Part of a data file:
-- Start --
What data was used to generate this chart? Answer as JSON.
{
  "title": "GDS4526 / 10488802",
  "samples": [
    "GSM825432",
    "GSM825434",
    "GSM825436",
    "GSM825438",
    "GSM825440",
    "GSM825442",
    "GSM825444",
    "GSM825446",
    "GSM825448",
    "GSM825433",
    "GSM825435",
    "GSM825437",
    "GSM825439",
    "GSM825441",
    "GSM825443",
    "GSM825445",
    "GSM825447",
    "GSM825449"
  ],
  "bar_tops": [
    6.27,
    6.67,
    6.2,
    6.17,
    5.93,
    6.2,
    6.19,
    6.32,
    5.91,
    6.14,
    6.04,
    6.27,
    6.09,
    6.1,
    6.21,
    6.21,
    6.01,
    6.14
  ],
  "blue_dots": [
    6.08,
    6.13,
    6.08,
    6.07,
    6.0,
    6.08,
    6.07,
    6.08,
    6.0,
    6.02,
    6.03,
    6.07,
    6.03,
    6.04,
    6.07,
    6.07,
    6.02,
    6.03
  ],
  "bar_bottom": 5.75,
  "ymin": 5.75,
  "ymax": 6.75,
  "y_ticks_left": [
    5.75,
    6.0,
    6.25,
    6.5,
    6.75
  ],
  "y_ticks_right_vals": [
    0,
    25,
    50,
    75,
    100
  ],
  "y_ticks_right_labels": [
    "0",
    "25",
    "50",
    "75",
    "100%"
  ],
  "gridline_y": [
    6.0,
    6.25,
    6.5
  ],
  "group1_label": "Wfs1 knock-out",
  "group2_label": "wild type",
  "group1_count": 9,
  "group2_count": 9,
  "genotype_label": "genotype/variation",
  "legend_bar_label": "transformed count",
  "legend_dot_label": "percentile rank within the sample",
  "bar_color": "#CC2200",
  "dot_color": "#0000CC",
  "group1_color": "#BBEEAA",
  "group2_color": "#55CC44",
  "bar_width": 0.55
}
-- End --
*What is needed*. Copy out the whole listing exactly as written.

*Result of the exercise*.
What data was used to generate this chart? Answer as JSON.
{
  "title": "GDS4526 / 10488802",
  "samples": [
    "GSM825432",
    "GSM825434",
    "GSM825436",
    "GSM825438",
    "GSM825440",
    "GSM825442",
    "GSM825444",
    "GSM825446",
    "GSM825448",
    "GSM825433",
    "GSM825435",
    "GSM825437",
    "GSM825439",
    "GSM825441",
    "GSM825443",
    "GSM825445",
    "GSM825447",
    "GSM825449"
  ],
  "bar_tops": [
    6.27,
    6.67,
    6.2,
    6.17,
    5.93,
    6.2,
    6.19,
    6.32,
    5.91,
    6.14,
    6.04,
    6.27,
    6.09,
    6.1,
    6.21,
    6.21,
    6.01,
    6.14
  ],
  "blue_dots": [
    6.08,
    6.13,
    6.08,
    6.07,
    6.0,
    6.08,
    6.07,
    6.08,
    6.0,
    6.02,
    6.03,
    6.07,
    6.03,
    6.04,
    6.07,
    6.07,
    6.02,
    6.03
  ],
  "bar_bottom": 5.75,
  "ymin": 5.75,
  "ymax": 6.75,
  "y_ticks_left": [
    5.75,
    6.0,
    6.25,
    6.5,
    6.75
  ],
  "y_ticks_right_vals": [
    0,
    25,
    50,
    75,
    100
  ],
  "y_ticks_right_labels": [
    "0",
    "25",
    "50",
    "75",
    "100%"
  ],
  "gridline_y": [
    6.0,
    6.25,
    6.5
  ],
  "group1_label": "Wfs1 knock-out",
  "group2_label": "wild type",
  "group1_count": 9,
  "group2_count": 9,
  "genotype_label": "genotype/variation",
  "legend_bar_label": "transformed count",
  "legend_dot_label": "percentile rank within the sample",
  "bar_color": "#CC2200",
  "dot_color": "#0000CC",
  "group1_color": "#BBEEAA",
  "group2_color": "#55CC44",
  "bar_width": 0.55
}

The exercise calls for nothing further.